**AVAILABLE RECORDS:**
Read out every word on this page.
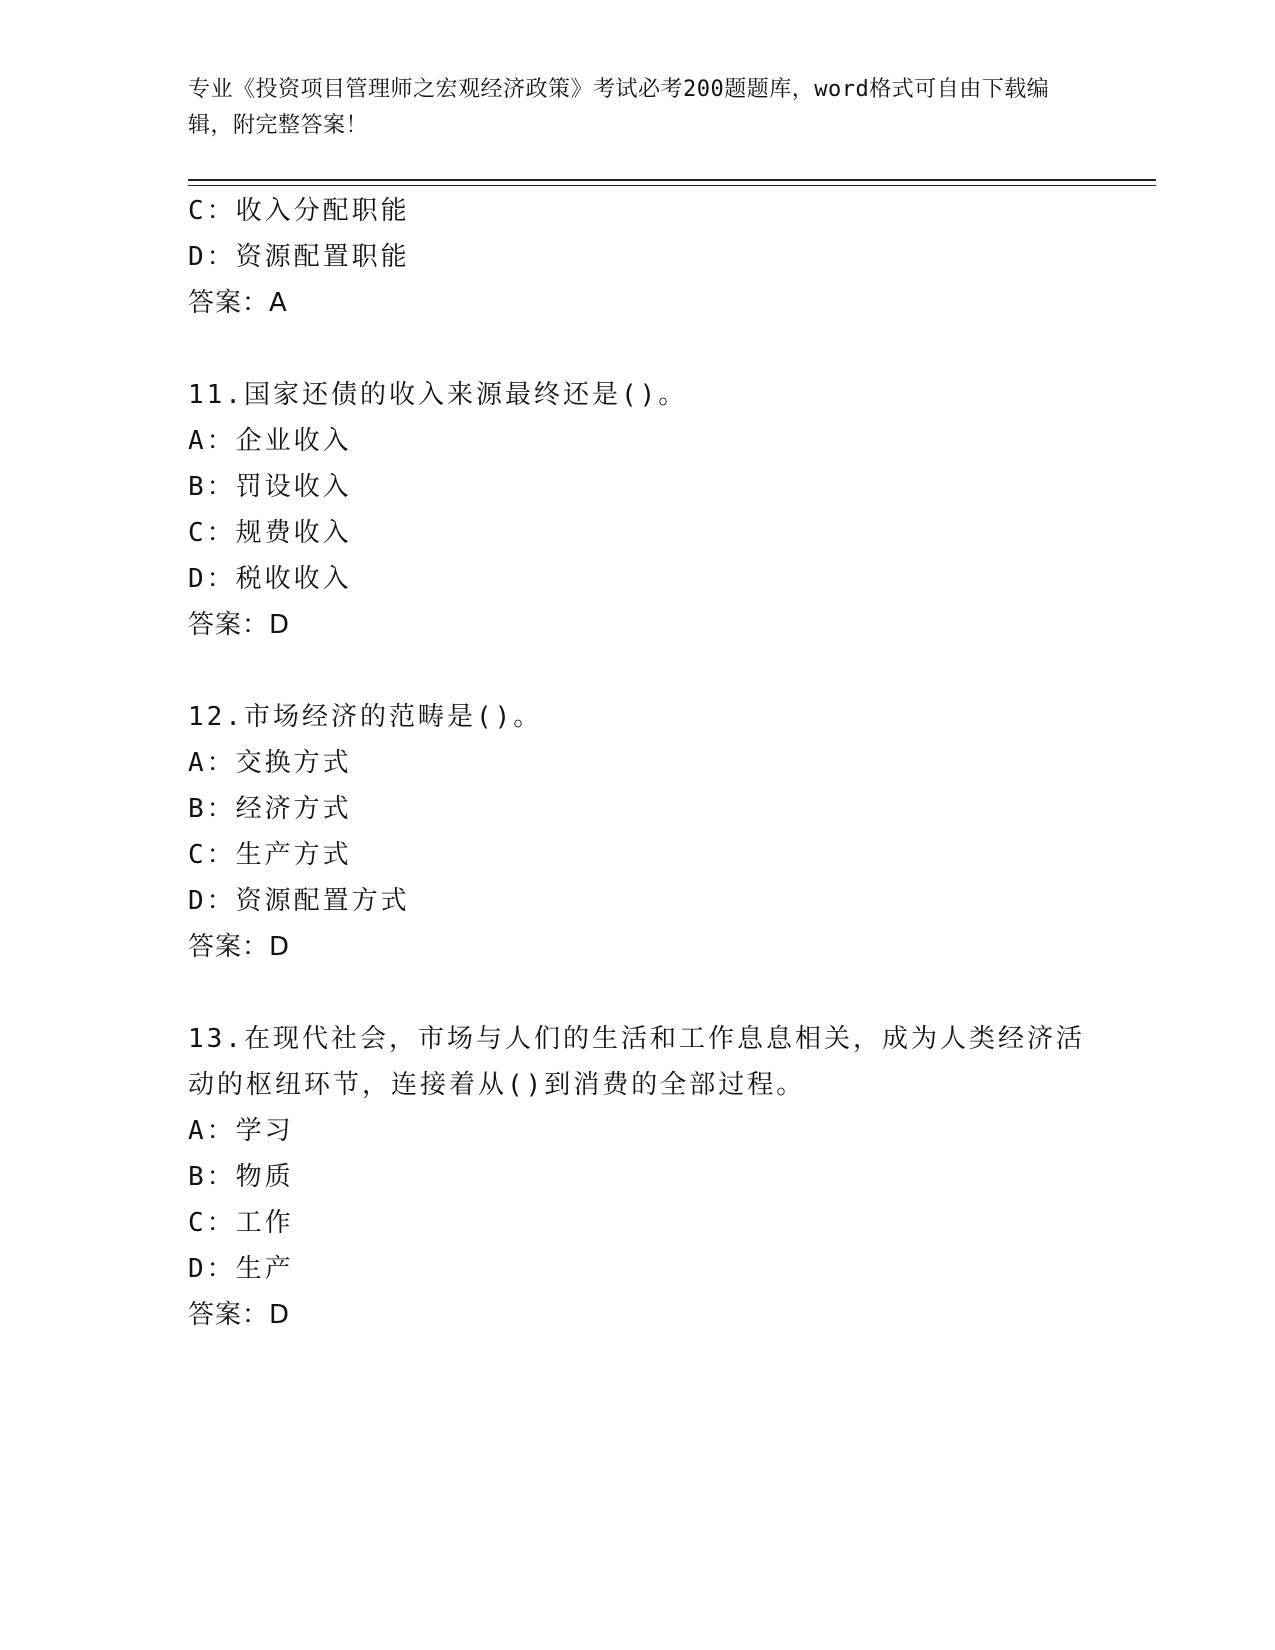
专业《投资项目管理师之宏观经济政策》考试必考200题题库，word格式可自由下载编辑，附完整答案！
C：收入分配职能
D：资源配置职能
答案：A
11.国家还债的收入来源最终还是()。
A：企业收入
B：罚设收入
C：规费收入
D：税收收入
答案：D
12.市场经济的范畴是()。
A：交换方式
B：经济方式
C：生产方式
D：资源配置方式
答案：D
13.在现代社会，市场与人们的生活和工作息息相关，成为人类经济活动的枢纽环节，连接着从()到消费的全部过程。
A：学习
B：物质
C：工作
D：生产
答案：D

**EXERCISE:** Quote the records above in full, dropping each picture.

**RESULT FOR THIS TASK:**
Read out every word on this page.
专业《投资项目管理师之宏观经济政策》考试必考200题题库，word格式可自由下载编辑，附完整答案！
C：收入分配职能
D：资源配置职能
答案：A
11.国家还债的收入来源最终还是()。
A：企业收入
B：罚设收入
C：规费收入
D：税收收入
答案：D
12.市场经济的范畴是()。
A：交换方式
B：经济方式
C：生产方式
D：资源配置方式
答案：D
13.在现代社会，市场与人们的生活和工作息息相关，成为人类经济活动的枢纽环节，连接着从()到消费的全部过程。
A：学习
B：物质
C：工作
D：生产
答案：D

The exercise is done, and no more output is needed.